## Problem details
Show every line containing "információk" by copying it.

Data records:
++++
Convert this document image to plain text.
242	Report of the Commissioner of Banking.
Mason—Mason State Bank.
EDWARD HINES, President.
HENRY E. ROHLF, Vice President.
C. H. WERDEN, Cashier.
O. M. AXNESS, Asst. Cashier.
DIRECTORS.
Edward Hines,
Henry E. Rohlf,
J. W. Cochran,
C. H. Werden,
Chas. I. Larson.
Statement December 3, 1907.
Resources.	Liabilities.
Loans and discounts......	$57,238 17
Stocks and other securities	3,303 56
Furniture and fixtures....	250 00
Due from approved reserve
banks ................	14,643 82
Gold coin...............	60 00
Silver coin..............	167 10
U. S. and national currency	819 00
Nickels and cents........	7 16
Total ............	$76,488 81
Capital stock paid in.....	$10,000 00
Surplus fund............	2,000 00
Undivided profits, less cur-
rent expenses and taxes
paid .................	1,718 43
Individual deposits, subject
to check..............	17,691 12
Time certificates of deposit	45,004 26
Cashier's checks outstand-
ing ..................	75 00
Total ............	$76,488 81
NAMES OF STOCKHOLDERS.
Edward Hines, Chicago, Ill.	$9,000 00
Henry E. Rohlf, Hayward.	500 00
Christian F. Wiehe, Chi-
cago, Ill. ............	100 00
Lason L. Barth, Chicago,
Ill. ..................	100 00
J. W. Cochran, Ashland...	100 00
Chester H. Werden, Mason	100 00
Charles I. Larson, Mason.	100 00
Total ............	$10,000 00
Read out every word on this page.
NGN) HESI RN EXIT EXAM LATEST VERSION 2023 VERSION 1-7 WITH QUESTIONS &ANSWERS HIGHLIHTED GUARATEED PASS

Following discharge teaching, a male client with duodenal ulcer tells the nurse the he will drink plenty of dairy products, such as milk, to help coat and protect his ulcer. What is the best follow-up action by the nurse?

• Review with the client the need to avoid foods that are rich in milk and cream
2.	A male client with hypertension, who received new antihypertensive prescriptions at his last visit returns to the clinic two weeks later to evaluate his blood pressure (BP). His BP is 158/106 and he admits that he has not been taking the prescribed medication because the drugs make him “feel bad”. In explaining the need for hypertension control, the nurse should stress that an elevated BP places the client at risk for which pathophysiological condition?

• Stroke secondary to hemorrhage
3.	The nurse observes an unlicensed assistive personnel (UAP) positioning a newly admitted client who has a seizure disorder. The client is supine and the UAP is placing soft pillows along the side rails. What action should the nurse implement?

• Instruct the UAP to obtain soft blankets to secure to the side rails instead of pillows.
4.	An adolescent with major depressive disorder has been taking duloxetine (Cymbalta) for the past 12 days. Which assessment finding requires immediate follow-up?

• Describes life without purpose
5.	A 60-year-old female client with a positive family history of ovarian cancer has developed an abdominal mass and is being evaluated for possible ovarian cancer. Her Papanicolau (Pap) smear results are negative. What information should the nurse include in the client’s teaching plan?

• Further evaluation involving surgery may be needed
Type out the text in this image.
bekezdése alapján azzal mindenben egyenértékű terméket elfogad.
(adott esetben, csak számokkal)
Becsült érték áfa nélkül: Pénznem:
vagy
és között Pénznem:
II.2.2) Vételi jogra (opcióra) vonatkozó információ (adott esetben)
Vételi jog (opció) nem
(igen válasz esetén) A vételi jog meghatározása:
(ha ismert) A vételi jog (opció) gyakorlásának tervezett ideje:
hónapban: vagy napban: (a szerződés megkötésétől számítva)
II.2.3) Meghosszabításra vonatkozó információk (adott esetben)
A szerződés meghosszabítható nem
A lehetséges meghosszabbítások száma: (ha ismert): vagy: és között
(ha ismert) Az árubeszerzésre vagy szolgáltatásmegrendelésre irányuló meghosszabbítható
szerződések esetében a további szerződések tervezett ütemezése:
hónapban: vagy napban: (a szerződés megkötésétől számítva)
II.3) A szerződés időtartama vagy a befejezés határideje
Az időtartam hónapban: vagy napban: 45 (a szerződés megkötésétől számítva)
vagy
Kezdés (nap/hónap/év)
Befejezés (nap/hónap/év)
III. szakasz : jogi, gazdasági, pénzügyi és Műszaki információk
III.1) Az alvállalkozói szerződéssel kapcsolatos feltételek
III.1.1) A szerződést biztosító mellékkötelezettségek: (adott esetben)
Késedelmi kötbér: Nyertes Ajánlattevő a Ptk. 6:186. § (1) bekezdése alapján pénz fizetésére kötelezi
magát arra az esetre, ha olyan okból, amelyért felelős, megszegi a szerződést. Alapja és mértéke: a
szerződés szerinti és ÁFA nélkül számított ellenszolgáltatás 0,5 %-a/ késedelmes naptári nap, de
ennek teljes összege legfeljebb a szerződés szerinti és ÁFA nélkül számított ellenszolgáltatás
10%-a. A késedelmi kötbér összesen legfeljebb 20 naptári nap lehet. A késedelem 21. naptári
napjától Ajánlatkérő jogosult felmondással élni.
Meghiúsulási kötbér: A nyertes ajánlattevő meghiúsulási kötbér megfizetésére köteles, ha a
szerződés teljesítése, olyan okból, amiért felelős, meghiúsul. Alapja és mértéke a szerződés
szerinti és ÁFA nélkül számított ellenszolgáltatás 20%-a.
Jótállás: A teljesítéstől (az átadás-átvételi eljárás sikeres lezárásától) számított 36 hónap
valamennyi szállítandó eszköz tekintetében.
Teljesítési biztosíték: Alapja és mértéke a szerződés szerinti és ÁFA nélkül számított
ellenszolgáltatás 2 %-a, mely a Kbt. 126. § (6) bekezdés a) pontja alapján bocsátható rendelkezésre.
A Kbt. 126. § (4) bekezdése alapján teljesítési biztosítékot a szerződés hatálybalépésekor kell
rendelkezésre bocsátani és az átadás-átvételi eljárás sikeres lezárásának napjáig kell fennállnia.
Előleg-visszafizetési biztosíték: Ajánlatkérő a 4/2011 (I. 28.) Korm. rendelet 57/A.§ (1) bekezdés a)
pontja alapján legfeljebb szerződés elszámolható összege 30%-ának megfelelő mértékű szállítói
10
++++
## Reply
II.2.3) Meghosszabításra vonatkozó információk (adott esetben)
III. szakasz : jogi, gazdasági, pénzügyi és Műszaki információk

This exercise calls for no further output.